__YOUR GOAL__.
Filter the listing and keep only the lines with the word "JSON".

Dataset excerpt
============================================================
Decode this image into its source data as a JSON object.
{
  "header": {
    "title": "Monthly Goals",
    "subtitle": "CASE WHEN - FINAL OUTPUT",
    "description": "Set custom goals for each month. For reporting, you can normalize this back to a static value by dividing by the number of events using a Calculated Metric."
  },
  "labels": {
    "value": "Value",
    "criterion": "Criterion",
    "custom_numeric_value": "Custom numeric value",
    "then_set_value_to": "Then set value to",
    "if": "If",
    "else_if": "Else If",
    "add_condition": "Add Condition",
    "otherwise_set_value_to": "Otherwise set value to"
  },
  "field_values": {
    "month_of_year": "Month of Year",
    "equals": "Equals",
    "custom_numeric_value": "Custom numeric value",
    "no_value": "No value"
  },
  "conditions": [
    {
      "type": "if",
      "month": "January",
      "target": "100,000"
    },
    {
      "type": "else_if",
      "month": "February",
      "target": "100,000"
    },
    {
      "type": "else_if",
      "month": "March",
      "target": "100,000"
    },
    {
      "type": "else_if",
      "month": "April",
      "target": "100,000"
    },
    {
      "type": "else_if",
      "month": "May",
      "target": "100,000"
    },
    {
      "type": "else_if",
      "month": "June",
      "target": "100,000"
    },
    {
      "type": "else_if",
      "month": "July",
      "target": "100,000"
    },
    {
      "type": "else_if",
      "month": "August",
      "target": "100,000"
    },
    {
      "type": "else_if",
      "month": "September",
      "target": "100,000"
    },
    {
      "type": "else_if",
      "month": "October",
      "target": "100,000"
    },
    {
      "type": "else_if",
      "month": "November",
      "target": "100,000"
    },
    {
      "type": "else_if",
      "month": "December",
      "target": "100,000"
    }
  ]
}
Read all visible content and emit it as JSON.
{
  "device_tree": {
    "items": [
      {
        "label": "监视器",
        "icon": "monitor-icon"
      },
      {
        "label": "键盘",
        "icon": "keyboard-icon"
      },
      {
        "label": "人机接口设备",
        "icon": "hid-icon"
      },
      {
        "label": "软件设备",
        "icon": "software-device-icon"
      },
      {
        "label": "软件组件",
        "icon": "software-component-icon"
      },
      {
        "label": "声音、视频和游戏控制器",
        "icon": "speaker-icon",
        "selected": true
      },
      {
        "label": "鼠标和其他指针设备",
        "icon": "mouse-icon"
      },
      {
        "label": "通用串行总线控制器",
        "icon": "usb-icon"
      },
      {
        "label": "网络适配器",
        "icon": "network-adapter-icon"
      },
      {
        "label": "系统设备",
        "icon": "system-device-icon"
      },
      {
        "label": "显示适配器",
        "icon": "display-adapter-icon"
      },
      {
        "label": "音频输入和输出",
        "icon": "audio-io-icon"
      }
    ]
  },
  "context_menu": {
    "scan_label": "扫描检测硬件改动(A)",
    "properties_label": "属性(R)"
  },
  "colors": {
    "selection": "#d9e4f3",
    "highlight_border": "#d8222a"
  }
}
============================================================
__EXERCISE ANSWER__.
Decode this image into its source data as a JSON object.
Read all visible content and emit it as JSON.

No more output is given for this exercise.